> [WORK REQUIRED]:
Scan the listing and work out how many lines contain the word "title". Nothing but the number should be given.

> [EXTRACTED INFORMATION]:
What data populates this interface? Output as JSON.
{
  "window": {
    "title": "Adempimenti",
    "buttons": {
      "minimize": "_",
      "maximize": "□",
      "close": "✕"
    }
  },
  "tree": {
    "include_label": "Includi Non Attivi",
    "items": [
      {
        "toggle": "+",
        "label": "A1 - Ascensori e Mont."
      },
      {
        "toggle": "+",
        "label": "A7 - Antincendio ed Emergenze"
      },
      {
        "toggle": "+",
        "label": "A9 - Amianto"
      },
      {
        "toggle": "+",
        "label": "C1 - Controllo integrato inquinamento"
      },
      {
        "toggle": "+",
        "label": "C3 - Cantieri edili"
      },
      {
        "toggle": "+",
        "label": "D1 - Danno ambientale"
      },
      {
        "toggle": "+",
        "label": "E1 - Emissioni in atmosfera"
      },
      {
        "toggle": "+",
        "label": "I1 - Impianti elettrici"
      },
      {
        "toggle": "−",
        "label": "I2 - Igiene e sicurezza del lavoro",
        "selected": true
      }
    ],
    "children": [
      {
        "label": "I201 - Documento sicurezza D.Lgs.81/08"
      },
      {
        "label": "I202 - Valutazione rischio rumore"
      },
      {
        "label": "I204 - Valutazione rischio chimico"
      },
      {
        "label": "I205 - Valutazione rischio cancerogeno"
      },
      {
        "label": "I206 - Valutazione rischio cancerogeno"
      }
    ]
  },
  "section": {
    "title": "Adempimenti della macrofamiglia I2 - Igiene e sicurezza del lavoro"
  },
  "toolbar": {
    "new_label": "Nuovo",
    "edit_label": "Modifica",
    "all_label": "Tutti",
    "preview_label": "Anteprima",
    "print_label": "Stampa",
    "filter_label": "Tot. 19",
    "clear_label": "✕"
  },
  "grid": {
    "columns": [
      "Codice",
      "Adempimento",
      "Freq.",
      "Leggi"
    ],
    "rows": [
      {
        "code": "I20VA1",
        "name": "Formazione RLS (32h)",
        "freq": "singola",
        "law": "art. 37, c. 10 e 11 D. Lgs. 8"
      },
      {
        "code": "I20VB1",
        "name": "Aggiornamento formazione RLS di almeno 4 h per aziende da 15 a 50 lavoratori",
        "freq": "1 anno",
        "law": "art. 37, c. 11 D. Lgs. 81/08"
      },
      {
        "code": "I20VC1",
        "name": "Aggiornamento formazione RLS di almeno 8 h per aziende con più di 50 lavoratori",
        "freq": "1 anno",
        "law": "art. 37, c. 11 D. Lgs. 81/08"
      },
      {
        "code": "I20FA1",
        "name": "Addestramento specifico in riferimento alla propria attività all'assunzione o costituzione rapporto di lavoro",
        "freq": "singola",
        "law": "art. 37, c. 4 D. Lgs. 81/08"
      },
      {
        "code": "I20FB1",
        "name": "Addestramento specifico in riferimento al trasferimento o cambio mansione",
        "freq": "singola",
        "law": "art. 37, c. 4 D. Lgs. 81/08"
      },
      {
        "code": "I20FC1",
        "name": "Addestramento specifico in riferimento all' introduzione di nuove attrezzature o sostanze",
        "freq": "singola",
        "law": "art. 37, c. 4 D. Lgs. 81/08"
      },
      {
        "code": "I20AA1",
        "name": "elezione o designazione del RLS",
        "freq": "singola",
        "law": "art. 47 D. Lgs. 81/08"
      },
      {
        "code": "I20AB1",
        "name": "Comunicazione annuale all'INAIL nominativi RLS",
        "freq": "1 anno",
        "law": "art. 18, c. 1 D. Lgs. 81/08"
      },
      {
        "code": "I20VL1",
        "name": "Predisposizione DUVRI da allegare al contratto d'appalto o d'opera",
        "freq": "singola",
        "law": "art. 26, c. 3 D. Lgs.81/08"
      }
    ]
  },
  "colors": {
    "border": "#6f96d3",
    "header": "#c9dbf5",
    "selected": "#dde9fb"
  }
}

> [REPLY TO THE TASK]:
2